* **TASK INSTRUCTIONS**: Write every record out again exactly as given.

(Some records)
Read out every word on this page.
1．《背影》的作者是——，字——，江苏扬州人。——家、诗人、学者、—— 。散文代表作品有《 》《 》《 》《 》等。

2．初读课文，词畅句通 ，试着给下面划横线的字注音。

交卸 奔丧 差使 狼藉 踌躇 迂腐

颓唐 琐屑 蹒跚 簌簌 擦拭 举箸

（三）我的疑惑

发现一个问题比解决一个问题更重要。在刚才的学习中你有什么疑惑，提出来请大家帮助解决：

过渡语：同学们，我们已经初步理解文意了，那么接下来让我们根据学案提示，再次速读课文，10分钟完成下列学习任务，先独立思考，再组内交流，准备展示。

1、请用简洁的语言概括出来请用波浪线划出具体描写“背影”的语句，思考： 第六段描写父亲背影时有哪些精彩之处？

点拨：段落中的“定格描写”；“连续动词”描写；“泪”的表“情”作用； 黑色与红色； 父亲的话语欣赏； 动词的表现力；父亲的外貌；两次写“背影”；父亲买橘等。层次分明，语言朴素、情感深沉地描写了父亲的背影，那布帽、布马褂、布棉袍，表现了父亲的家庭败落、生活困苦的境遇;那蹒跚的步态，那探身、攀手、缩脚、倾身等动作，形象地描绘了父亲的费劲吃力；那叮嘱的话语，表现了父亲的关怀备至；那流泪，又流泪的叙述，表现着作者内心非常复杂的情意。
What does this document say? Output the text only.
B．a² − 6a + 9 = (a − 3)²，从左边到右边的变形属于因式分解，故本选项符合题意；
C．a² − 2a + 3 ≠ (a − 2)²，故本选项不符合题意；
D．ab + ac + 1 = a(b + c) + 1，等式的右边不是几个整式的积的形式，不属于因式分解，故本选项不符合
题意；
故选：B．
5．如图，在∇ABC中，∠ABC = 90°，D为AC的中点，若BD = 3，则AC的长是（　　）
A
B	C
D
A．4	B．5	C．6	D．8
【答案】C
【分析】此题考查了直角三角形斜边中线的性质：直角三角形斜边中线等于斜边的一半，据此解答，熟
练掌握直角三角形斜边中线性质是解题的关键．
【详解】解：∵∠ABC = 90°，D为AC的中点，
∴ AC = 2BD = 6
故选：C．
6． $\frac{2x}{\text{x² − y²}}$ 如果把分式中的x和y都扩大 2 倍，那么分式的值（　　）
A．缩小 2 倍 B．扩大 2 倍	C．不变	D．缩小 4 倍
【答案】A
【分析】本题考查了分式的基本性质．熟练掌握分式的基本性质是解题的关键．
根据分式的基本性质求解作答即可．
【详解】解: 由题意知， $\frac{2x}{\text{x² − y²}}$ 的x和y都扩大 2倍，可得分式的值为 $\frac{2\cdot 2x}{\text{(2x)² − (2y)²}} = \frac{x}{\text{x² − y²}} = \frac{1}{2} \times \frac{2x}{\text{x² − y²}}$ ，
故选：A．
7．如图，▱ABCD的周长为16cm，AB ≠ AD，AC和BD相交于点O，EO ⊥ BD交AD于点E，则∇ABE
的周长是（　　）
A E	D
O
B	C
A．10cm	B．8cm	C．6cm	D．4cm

* **FULL RESPONSE**:
Read out every word on this page.
1．《背影》的作者是——，字——，江苏扬州人。——家、诗人、学者、—— 。散文代表作品有《 》《 》《 》《 》等。

2．初读课文，词畅句通 ，试着给下面划横线的字注音。

交卸 奔丧 差使 狼藉 踌躇 迂腐

颓唐 琐屑 蹒跚 簌簌 擦拭 举箸

（三）我的疑惑

发现一个问题比解决一个问题更重要。在刚才的学习中你有什么疑惑，提出来请大家帮助解决：

过渡语：同学们，我们已经初步理解文意了，那么接下来让我们根据学案提示，再次速读课文，10分钟完成下列学习任务，先独立思考，再组内交流，准备展示。

1、请用简洁的语言概括出来请用波浪线划出具体描写“背影”的语句，思考： 第六段描写父亲背影时有哪些精彩之处？

点拨：段落中的“定格描写”；“连续动词”描写；“泪”的表“情”作用； 黑色与红色； 父亲的话语欣赏； 动词的表现力；父亲的外貌；两次写“背影”；父亲买橘等。层次分明，语言朴素、情感深沉地描写了父亲的背影，那布帽、布马褂、布棉袍，表现了父亲的家庭败落、生活困苦的境遇;那蹒跚的步态，那探身、攀手、缩脚、倾身等动作，形象地描绘了父亲的费劲吃力；那叮嘱的话语，表现了父亲的关怀备至；那流泪，又流泪的叙述，表现着作者内心非常复杂的情意。
What does this document say? Output the text only.
B．a² − 6a + 9 = (a − 3)²，从左边到右边的变形属于因式分解，故本选项符合题意；
C．a² − 2a + 3 ≠ (a − 2)²，故本选项不符合题意；
D．ab + ac + 1 = a(b + c) + 1，等式的右边不是几个整式的积的形式，不属于因式分解，故本选项不符合
题意；
故选：B．
5．如图，在∇ABC中，∠ABC = 90°，D为AC的中点，若BD = 3，则AC的长是（　　）
A
B	C
D
A．4	B．5	C．6	D．8
【答案】C
【分析】此题考查了直角三角形斜边中线的性质：直角三角形斜边中线等于斜边的一半，据此解答，熟
练掌握直角三角形斜边中线性质是解题的关键．
【详解】解：∵∠ABC = 90°，D为AC的中点，
∴ AC = 2BD = 6
故选：C．
6． $\frac{2x}{\text{x² − y²}}$ 如果把分式中的x和y都扩大 2 倍，那么分式的值（　　）
A．缩小 2 倍 B．扩大 2 倍	C．不变	D．缩小 4 倍
【答案】A
【分析】本题考查了分式的基本性质．熟练掌握分式的基本性质是解题的关键．
根据分式的基本性质求解作答即可．
【详解】解: 由题意知， $\frac{2x}{\text{x² − y²}}$ 的x和y都扩大 2倍，可得分式的值为 $\frac{2\cdot 2x}{\text{(2x)² − (2y)²}} = \frac{x}{\text{x² − y²}} = \frac{1}{2} \times \frac{2x}{\text{x² − y²}}$ ，
故选：A．
7．如图，▱ABCD的周长为16cm，AB ≠ AD，AC和BD相交于点O，EO ⊥ BD交AD于点E，则∇ABE
的周长是（　　）
A E	D
O
B	C
A．10cm	B．8cm	C．6cm	D．4cm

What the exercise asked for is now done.